* [ENTRIES SHOWN]
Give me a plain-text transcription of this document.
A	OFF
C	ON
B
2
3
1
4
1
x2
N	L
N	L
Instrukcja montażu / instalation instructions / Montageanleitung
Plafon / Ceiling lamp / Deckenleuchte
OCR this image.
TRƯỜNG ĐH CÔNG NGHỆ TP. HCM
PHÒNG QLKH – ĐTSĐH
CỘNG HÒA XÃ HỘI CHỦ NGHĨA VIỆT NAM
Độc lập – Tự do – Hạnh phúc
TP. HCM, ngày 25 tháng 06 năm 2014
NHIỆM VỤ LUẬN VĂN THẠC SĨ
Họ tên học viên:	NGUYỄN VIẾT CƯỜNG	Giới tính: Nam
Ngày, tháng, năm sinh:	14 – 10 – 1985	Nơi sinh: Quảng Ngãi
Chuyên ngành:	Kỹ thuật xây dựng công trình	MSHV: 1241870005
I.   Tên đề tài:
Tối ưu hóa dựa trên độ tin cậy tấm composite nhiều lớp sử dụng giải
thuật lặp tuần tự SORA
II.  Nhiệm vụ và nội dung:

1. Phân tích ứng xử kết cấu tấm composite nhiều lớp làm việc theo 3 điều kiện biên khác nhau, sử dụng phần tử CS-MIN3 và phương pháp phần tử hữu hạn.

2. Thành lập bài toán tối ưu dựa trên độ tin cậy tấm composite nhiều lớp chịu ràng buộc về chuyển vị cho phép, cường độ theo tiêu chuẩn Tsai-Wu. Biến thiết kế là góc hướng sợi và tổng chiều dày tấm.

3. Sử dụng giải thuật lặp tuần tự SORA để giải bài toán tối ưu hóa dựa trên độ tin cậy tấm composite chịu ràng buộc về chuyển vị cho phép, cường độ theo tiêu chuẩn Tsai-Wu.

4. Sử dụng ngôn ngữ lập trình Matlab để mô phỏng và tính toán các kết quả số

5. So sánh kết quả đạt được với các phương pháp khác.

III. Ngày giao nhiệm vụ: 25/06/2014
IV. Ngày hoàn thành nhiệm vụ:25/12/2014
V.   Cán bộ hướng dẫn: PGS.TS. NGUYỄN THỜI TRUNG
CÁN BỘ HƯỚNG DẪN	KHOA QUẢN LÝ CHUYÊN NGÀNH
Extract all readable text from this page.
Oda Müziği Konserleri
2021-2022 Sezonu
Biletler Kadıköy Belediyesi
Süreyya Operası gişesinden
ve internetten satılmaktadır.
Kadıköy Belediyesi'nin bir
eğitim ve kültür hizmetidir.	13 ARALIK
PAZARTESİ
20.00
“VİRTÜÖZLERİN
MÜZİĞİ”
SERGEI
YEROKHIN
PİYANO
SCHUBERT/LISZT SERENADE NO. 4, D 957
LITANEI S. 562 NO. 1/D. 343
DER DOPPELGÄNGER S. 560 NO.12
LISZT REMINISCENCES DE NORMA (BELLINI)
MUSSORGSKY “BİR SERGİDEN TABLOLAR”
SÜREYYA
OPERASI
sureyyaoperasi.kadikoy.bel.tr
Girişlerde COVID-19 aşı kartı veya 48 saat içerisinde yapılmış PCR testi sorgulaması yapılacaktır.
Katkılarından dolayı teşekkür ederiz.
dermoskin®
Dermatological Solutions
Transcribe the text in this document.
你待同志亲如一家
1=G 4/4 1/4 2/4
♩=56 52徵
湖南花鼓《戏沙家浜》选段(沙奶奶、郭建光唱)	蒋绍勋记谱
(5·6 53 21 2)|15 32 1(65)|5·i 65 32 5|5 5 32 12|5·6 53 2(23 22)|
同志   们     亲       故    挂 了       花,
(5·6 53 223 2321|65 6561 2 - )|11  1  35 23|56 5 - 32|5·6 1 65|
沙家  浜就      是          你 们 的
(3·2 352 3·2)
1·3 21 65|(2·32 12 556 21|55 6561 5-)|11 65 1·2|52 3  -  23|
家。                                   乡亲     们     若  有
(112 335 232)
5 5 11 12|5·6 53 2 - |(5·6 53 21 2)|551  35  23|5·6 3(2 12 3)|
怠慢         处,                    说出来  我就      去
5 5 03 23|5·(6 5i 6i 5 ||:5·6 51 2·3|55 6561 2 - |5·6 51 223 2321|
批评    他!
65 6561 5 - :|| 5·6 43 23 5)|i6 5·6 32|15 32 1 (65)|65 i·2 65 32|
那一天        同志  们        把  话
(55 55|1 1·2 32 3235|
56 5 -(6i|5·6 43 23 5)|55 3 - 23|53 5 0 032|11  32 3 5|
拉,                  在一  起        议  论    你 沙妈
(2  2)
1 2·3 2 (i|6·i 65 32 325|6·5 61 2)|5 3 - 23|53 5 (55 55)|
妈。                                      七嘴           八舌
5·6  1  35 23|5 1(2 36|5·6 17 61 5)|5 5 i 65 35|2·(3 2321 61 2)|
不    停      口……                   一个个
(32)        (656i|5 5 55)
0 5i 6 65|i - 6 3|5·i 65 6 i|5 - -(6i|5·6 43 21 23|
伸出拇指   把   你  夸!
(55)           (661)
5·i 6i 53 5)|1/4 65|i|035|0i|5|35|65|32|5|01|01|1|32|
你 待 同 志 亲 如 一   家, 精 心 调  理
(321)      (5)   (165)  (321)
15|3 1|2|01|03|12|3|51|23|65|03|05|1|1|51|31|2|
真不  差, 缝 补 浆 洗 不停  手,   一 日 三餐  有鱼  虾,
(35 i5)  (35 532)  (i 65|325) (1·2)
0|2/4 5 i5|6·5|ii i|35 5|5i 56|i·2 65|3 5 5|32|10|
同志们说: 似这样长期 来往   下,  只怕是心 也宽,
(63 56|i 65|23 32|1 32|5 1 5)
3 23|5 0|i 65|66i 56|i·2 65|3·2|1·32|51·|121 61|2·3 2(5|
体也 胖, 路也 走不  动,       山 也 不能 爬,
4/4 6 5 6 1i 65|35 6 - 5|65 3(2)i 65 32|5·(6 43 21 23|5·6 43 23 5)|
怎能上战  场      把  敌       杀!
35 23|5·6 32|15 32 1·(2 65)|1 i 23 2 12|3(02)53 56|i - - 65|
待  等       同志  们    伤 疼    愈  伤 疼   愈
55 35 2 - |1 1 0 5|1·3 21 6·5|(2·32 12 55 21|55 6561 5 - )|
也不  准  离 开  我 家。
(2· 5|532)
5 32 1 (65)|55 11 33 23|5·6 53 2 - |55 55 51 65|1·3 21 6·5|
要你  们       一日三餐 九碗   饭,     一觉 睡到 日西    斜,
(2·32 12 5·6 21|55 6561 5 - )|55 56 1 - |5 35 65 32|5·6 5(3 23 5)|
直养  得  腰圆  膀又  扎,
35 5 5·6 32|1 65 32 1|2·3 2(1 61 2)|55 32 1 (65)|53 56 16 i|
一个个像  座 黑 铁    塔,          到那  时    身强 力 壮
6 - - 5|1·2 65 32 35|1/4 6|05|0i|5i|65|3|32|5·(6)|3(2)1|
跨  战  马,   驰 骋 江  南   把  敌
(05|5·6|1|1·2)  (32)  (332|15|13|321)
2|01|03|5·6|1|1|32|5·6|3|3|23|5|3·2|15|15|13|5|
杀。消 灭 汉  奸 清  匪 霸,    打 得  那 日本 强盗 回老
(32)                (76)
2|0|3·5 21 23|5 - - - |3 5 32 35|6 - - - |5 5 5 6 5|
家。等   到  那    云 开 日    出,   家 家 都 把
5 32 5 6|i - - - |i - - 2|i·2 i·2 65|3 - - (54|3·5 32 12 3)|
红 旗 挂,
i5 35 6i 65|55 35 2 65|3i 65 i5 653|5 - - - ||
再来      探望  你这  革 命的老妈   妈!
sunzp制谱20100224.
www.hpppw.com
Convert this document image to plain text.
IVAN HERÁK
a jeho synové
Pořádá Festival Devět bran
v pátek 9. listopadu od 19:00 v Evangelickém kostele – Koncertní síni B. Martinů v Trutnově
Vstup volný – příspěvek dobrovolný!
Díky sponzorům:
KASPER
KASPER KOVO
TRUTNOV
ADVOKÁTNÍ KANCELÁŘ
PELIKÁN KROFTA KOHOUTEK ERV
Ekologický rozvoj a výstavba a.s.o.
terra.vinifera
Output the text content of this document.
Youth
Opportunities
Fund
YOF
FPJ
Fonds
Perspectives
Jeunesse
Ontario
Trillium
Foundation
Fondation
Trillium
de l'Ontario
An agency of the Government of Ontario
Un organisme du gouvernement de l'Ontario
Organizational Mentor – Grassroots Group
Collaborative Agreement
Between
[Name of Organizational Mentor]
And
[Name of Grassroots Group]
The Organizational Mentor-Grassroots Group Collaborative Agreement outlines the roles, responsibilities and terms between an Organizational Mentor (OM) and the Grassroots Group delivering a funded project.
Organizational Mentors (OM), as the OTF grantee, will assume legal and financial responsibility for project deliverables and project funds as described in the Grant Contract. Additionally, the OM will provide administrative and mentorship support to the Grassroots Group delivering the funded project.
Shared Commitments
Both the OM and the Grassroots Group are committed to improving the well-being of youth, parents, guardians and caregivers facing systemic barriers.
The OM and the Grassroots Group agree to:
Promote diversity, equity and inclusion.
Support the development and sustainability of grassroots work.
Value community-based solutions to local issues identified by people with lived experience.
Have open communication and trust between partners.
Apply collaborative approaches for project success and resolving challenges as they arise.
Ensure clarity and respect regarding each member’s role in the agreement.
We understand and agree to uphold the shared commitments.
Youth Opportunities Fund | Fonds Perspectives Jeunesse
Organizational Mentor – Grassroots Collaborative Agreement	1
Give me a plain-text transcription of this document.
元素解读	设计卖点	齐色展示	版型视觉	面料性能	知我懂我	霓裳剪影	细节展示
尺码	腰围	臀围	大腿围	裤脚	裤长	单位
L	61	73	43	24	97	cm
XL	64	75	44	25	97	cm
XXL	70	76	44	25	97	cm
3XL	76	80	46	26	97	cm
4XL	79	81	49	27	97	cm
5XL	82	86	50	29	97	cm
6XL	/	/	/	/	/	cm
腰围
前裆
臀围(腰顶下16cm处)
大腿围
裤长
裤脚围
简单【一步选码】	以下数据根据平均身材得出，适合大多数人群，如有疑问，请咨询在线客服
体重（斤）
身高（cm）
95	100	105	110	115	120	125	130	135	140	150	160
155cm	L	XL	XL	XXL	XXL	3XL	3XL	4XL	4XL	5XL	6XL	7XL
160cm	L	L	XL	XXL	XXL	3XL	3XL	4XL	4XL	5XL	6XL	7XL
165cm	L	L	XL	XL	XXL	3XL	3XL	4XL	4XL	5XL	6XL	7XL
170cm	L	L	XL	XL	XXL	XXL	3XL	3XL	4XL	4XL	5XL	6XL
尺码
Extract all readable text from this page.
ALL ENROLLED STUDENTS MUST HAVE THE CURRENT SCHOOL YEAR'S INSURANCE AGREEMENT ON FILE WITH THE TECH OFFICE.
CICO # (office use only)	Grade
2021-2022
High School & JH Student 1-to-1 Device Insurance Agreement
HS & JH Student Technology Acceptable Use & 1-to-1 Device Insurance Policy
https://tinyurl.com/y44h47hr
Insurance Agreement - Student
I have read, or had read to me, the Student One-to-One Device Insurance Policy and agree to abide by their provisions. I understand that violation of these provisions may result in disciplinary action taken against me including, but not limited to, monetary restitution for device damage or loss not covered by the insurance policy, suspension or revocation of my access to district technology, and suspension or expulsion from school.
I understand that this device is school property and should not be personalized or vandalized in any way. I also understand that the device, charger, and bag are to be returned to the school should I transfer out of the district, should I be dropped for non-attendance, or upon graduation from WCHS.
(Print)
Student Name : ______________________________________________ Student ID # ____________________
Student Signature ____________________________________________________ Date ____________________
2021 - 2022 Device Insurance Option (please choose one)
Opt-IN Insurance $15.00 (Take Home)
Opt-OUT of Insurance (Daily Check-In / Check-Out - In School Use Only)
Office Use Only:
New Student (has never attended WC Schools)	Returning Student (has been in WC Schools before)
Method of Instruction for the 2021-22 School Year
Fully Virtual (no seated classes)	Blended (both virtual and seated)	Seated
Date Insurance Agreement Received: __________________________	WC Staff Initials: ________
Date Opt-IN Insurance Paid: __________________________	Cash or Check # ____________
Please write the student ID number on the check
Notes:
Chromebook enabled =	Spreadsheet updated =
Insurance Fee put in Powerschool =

* [TASK DIRECTIONS] Determine how many lines above contain "giải" as a word or string. Give the number alone.

* [RESPONSE] 2